— START DATA FOR PROCESSING —

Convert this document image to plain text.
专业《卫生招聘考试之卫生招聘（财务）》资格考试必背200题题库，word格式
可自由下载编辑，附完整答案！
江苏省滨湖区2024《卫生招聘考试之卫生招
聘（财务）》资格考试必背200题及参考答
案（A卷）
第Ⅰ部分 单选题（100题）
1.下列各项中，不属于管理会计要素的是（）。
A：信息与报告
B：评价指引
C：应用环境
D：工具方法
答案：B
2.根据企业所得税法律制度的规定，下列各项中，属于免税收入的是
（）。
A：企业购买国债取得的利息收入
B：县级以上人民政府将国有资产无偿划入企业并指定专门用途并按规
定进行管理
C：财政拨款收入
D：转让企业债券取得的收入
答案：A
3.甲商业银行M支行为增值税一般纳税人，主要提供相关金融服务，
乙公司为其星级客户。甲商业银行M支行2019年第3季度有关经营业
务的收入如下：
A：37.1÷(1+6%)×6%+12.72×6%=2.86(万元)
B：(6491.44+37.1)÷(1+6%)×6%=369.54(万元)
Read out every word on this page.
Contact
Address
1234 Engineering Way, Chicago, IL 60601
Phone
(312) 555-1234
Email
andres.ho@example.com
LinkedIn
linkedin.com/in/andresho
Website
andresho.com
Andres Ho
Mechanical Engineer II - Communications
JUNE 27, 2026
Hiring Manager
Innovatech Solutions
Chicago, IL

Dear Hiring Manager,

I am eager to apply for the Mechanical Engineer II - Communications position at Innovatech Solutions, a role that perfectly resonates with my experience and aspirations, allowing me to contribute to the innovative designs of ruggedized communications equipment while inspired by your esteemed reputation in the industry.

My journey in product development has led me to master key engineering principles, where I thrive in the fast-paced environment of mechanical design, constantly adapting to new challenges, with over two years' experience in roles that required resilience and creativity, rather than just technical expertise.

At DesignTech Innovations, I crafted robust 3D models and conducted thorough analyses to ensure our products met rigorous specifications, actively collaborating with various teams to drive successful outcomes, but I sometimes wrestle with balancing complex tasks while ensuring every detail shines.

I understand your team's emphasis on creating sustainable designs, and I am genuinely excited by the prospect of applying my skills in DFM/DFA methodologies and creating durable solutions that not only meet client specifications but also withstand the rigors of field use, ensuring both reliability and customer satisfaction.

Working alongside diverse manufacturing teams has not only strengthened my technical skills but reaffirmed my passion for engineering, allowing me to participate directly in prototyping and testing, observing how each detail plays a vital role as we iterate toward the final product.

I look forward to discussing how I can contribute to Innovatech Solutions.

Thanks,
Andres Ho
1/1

— END DATA FOR PROCESSING —

▶ PROBLEM DETAILS:
Once more, set down the full listing, verbatim.

▶ RESULT BELOW:
Convert this document image to plain text.
专业《卫生招聘考试之卫生招聘（财务）》资格考试必背200题题库，word格式
可自由下载编辑，附完整答案！
江苏省滨湖区2024《卫生招聘考试之卫生招
聘（财务）》资格考试必背200题及参考答
案（A卷）
第Ⅰ部分 单选题（100题）
1.下列各项中，不属于管理会计要素的是（）。
A：信息与报告
B：评价指引
C：应用环境
D：工具方法
答案：B
2.根据企业所得税法律制度的规定，下列各项中，属于免税收入的是
（）。
A：企业购买国债取得的利息收入
B：县级以上人民政府将国有资产无偿划入企业并指定专门用途并按规
定进行管理
C：财政拨款收入
D：转让企业债券取得的收入
答案：A
3.甲商业银行M支行为增值税一般纳税人，主要提供相关金融服务，
乙公司为其星级客户。甲商业银行M支行2019年第3季度有关经营业
务的收入如下：
A：37.1÷(1+6%)×6%+12.72×6%=2.86(万元)
B：(6491.44+37.1)÷(1+6%)×6%=369.54(万元)
Read out every word on this page.
Contact
Address
1234 Engineering Way, Chicago, IL 60601
Phone
(312) 555-1234
Email
andres.ho@example.com
LinkedIn
linkedin.com/in/andresho
Website
andresho.com
Andres Ho
Mechanical Engineer II - Communications
JUNE 27, 2026
Hiring Manager
Innovatech Solutions
Chicago, IL

Dear Hiring Manager,

I am eager to apply for the Mechanical Engineer II - Communications position at Innovatech Solutions, a role that perfectly resonates with my experience and aspirations, allowing me to contribute to the innovative designs of ruggedized communications equipment while inspired by your esteemed reputation in the industry.

My journey in product development has led me to master key engineering principles, where I thrive in the fast-paced environment of mechanical design, constantly adapting to new challenges, with over two years' experience in roles that required resilience and creativity, rather than just technical expertise.

At DesignTech Innovations, I crafted robust 3D models and conducted thorough analyses to ensure our products met rigorous specifications, actively collaborating with various teams to drive successful outcomes, but I sometimes wrestle with balancing complex tasks while ensuring every detail shines.

I understand your team's emphasis on creating sustainable designs, and I am genuinely excited by the prospect of applying my skills in DFM/DFA methodologies and creating durable solutions that not only meet client specifications but also withstand the rigors of field use, ensuring both reliability and customer satisfaction.

Working alongside diverse manufacturing teams has not only strengthened my technical skills but reaffirmed my passion for engineering, allowing me to participate directly in prototyping and testing, observing how each detail plays a vital role as we iterate toward the final product.

I look forward to discussing how I can contribute to Innovatech Solutions.

Thanks,
Andres Ho
1/1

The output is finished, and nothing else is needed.